* [Stated problem] Single out the lines that include the word "from". Copy them.

* [Dataset]
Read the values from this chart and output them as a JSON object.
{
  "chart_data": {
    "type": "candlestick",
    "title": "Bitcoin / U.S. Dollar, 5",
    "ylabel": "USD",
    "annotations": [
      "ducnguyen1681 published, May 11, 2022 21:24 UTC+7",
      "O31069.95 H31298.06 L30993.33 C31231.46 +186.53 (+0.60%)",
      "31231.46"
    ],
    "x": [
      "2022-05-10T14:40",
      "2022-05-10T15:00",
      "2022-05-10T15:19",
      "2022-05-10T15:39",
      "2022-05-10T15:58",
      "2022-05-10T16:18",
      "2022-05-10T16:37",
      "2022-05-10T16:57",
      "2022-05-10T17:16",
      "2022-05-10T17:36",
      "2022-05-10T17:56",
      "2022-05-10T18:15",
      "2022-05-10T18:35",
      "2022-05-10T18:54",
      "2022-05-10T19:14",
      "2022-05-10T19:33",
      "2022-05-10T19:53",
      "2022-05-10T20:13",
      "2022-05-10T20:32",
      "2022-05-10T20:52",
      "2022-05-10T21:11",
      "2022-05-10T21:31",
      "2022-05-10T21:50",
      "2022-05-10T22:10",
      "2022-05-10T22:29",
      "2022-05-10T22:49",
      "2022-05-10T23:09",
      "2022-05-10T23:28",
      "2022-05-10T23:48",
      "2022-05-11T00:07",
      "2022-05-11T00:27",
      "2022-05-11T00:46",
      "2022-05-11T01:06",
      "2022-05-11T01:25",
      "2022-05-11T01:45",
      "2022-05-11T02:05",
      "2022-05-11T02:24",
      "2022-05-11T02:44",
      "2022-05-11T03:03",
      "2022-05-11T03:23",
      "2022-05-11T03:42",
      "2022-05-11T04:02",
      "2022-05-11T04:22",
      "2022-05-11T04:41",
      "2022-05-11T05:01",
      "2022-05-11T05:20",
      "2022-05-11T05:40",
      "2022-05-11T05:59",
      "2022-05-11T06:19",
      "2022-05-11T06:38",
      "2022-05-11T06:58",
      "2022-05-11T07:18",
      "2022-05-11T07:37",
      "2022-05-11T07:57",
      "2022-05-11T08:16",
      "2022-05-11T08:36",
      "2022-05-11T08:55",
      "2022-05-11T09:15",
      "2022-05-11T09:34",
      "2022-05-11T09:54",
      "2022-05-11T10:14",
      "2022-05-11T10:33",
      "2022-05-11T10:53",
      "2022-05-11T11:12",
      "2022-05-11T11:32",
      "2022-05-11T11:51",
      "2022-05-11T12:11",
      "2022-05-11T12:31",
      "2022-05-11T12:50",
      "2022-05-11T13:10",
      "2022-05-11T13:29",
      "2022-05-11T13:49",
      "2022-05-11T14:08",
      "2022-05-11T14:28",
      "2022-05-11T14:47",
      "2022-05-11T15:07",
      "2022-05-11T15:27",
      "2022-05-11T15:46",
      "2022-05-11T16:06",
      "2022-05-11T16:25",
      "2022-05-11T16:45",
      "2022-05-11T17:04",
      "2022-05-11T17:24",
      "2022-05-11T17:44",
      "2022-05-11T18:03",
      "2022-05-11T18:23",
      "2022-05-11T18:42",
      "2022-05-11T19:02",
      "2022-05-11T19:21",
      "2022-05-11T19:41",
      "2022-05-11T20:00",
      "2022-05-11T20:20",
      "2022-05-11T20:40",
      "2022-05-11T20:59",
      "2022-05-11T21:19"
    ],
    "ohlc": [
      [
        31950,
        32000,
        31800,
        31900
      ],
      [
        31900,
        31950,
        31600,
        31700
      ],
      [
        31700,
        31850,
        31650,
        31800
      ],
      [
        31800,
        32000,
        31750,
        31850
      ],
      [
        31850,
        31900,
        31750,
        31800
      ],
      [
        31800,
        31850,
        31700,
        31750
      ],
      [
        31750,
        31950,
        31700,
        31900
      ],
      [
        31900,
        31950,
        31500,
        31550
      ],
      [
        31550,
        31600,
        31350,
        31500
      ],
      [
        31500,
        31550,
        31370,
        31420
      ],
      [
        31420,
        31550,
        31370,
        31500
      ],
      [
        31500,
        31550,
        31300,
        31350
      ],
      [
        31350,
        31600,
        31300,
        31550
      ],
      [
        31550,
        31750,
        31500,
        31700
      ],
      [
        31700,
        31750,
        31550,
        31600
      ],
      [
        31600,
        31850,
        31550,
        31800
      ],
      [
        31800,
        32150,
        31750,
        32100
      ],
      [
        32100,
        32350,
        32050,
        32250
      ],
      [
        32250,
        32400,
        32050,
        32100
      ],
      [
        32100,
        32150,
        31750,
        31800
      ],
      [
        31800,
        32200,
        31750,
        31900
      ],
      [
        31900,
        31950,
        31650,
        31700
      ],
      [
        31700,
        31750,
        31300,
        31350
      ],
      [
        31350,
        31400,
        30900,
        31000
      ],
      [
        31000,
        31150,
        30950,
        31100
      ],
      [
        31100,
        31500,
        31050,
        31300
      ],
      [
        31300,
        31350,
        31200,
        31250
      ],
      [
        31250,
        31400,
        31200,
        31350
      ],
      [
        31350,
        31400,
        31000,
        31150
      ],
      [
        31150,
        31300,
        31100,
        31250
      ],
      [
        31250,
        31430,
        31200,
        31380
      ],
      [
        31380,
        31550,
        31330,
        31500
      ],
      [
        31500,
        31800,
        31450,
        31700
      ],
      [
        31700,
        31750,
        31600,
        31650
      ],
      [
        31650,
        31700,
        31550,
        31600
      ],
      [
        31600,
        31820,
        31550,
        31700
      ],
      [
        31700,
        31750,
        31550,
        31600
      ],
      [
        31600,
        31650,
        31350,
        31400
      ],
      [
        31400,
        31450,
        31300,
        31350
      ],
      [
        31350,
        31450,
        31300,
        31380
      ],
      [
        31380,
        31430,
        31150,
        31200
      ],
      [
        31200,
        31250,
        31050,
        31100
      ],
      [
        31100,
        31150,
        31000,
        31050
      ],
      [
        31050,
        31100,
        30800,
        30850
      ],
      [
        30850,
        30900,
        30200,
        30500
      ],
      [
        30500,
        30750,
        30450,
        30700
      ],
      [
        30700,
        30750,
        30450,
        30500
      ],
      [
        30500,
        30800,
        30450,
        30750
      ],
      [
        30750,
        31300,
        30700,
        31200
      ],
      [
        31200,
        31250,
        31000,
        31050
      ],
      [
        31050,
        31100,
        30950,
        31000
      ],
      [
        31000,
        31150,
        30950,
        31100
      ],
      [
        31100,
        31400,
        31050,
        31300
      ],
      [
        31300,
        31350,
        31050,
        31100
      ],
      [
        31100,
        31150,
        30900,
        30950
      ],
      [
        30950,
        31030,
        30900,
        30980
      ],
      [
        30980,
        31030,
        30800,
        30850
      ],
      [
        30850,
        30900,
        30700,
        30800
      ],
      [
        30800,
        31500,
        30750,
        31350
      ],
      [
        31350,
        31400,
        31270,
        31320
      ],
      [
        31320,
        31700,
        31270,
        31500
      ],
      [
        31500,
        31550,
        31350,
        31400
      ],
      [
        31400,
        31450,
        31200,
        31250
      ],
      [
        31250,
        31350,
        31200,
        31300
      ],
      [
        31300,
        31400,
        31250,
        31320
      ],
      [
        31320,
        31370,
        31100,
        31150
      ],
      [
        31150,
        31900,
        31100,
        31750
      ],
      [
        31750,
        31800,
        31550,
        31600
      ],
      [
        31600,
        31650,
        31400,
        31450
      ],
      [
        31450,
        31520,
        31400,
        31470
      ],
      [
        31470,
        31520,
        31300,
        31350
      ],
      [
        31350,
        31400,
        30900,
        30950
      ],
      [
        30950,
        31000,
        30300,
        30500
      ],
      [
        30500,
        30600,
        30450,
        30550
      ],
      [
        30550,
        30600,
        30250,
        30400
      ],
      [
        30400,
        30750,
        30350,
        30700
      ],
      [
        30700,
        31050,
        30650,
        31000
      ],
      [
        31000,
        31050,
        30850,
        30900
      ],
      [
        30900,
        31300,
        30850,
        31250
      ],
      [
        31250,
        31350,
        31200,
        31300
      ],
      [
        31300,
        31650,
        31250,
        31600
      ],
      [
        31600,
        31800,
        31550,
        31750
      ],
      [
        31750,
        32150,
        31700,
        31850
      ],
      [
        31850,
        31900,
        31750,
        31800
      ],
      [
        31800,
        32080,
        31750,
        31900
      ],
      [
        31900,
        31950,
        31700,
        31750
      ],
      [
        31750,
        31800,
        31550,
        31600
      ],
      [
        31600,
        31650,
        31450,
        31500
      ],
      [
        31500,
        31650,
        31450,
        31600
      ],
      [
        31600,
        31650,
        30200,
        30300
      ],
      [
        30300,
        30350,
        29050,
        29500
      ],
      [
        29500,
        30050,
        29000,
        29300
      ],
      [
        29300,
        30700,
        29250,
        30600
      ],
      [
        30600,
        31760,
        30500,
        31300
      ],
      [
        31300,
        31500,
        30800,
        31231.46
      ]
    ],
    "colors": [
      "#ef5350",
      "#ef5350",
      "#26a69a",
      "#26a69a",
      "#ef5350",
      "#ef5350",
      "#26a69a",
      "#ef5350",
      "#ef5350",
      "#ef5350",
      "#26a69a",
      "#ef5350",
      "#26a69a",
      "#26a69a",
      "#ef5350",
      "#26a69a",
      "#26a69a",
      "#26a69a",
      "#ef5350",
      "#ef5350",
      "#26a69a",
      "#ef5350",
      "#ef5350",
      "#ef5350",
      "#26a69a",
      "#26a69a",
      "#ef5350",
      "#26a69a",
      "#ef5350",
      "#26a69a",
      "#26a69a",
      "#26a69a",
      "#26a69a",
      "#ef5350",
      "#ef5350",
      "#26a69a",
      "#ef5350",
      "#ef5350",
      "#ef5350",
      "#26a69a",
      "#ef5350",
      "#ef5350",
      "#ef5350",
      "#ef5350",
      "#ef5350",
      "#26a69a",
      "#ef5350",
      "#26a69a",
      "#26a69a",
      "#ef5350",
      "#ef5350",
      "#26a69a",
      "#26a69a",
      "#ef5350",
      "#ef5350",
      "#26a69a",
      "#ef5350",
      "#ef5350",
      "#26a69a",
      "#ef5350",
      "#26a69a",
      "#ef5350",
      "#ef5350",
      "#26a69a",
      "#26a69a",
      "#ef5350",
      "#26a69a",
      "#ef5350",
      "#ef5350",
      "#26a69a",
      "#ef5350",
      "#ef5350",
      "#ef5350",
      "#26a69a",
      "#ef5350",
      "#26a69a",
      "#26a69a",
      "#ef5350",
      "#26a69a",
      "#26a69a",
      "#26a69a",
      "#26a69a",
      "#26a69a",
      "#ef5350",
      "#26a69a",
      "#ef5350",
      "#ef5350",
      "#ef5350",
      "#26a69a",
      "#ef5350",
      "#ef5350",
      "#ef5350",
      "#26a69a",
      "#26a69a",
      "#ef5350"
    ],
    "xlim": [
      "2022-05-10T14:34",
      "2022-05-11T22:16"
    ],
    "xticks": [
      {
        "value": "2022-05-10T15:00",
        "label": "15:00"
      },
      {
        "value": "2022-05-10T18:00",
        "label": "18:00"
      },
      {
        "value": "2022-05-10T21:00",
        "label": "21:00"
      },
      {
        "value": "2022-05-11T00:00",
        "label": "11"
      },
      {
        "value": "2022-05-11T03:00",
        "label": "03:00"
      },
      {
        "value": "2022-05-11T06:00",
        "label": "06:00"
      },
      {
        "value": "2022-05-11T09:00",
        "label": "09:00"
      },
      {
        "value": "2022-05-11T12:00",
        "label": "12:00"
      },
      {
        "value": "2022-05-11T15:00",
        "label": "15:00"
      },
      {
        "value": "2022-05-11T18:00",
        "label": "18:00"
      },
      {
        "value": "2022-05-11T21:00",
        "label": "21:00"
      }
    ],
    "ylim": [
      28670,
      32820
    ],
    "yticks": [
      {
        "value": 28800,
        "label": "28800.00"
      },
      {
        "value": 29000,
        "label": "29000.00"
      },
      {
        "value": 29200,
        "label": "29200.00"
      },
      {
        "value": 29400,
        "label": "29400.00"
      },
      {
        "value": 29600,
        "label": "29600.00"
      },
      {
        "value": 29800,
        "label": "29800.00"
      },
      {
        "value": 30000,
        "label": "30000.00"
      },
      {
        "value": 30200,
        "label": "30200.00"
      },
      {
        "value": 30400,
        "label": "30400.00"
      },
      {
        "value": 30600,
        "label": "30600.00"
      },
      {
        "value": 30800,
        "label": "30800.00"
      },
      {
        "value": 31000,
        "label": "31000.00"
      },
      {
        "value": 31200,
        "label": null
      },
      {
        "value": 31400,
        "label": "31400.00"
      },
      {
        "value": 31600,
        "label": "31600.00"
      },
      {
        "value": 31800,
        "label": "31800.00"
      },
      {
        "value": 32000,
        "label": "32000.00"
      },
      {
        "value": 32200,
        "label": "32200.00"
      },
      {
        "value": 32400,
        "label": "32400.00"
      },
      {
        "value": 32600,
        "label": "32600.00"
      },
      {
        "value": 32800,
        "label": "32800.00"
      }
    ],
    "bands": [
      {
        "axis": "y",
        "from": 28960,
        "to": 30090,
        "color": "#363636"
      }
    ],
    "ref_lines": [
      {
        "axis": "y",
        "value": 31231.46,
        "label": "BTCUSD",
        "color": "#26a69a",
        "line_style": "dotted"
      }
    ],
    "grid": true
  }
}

* [Response to the task]
Read the values from this chart and output them as a JSON object.
        "from": 28960,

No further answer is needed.